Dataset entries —
= = =

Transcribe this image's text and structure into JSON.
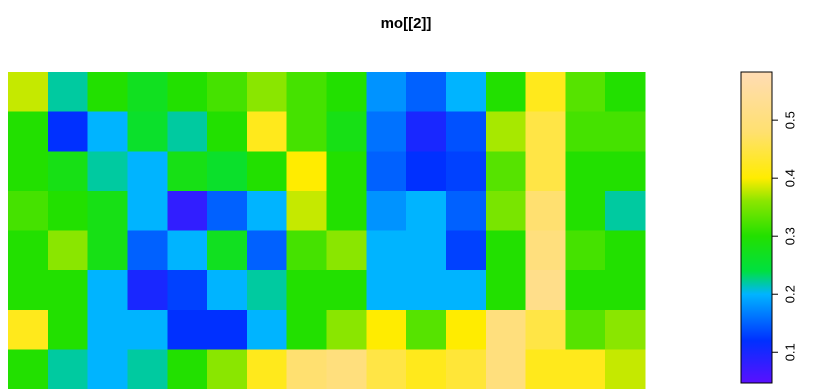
{
  "chart_data": {
    "type": "raster",
    "title": "mo[[2]]",
    "z": [
      [
        0.38,
        0.22,
        0.3,
        0.27,
        0.3,
        0.32,
        0.36,
        0.32,
        0.3,
        0.18,
        0.15,
        0.2,
        0.3,
        0.42,
        0.33,
        0.3
      ],
      [
        0.3,
        0.12,
        0.2,
        0.26,
        0.22,
        0.3,
        0.42,
        0.32,
        0.28,
        0.16,
        0.1,
        0.14,
        0.37,
        0.45,
        0.32,
        0.32
      ],
      [
        0.3,
        0.28,
        0.22,
        0.2,
        0.28,
        0.26,
        0.3,
        0.4,
        0.3,
        0.15,
        0.12,
        0.13,
        0.33,
        0.45,
        0.3,
        0.3
      ],
      [
        0.32,
        0.3,
        0.28,
        0.2,
        0.08,
        0.15,
        0.2,
        0.38,
        0.3,
        0.18,
        0.2,
        0.15,
        0.35,
        0.48,
        0.3,
        0.22
      ],
      [
        0.3,
        0.36,
        0.28,
        0.15,
        0.2,
        0.27,
        0.15,
        0.32,
        0.36,
        0.2,
        0.2,
        0.13,
        0.3,
        0.5,
        0.32,
        0.3
      ],
      [
        0.3,
        0.3,
        0.2,
        0.1,
        0.13,
        0.2,
        0.22,
        0.3,
        0.3,
        0.2,
        0.2,
        0.2,
        0.3,
        0.52,
        0.3,
        0.3
      ],
      [
        0.42,
        0.3,
        0.2,
        0.2,
        0.12,
        0.12,
        0.2,
        0.3,
        0.36,
        0.4,
        0.33,
        0.4,
        0.5,
        0.45,
        0.33,
        0.36
      ],
      [
        0.3,
        0.22,
        0.2,
        0.22,
        0.3,
        0.36,
        0.42,
        0.48,
        0.5,
        0.45,
        0.42,
        0.44,
        0.5,
        0.42,
        0.42,
        0.38
      ]
    ],
    "zlim": [
      0.047,
      0.583
    ],
    "zticks": [
      0.1,
      0.2,
      0.3,
      0.4,
      0.5
    ],
    "colorscale": [
      [
        0.047,
        "#5a10ff"
      ],
      [
        0.12,
        "#0030ff"
      ],
      [
        0.2,
        "#00b4ff"
      ],
      [
        0.24,
        "#00e040"
      ],
      [
        0.3,
        "#22e000"
      ],
      [
        0.36,
        "#8ae600"
      ],
      [
        0.4,
        "#ffec00"
      ],
      [
        0.48,
        "#ffe070"
      ],
      [
        0.583,
        "#ffdcb4"
      ]
    ]
  }
}
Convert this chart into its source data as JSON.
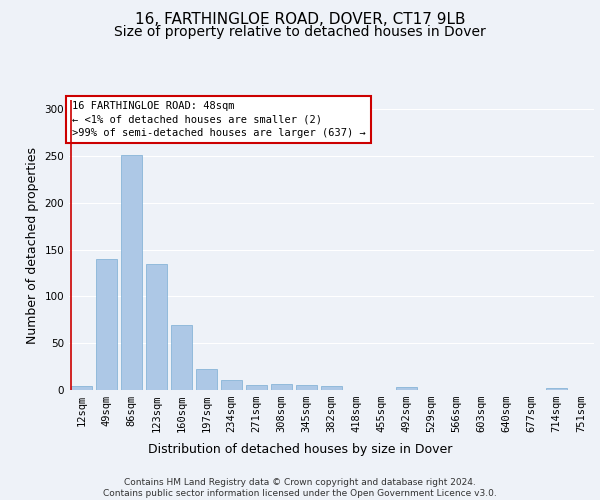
{
  "title_line1": "16, FARTHINGLOE ROAD, DOVER, CT17 9LB",
  "title_line2": "Size of property relative to detached houses in Dover",
  "xlabel": "Distribution of detached houses by size in Dover",
  "ylabel": "Number of detached properties",
  "categories": [
    "12sqm",
    "49sqm",
    "86sqm",
    "123sqm",
    "160sqm",
    "197sqm",
    "234sqm",
    "271sqm",
    "308sqm",
    "345sqm",
    "382sqm",
    "418sqm",
    "455sqm",
    "492sqm",
    "529sqm",
    "566sqm",
    "603sqm",
    "640sqm",
    "677sqm",
    "714sqm",
    "751sqm"
  ],
  "values": [
    4,
    140,
    251,
    135,
    70,
    22,
    11,
    5,
    6,
    5,
    4,
    0,
    0,
    3,
    0,
    0,
    0,
    0,
    0,
    2,
    0
  ],
  "bar_color": "#adc8e6",
  "bar_edge_color": "#7aadd4",
  "annotation_text": "16 FARTHINGLOE ROAD: 48sqm\n← <1% of detached houses are smaller (2)\n>99% of semi-detached houses are larger (637) →",
  "annotation_box_color": "#cc0000",
  "ylim": [
    0,
    310
  ],
  "yticks": [
    0,
    50,
    100,
    150,
    200,
    250,
    300
  ],
  "background_color": "#eef2f8",
  "footer_text": "Contains HM Land Registry data © Crown copyright and database right 2024.\nContains public sector information licensed under the Open Government Licence v3.0.",
  "grid_color": "#ffffff",
  "title_fontsize": 11,
  "subtitle_fontsize": 10,
  "label_fontsize": 9,
  "tick_fontsize": 7.5,
  "footer_fontsize": 6.5
}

= = =

The problem — Note how many lines in the material hold the word "this", and give that number with nothing added.

Exercise result — 2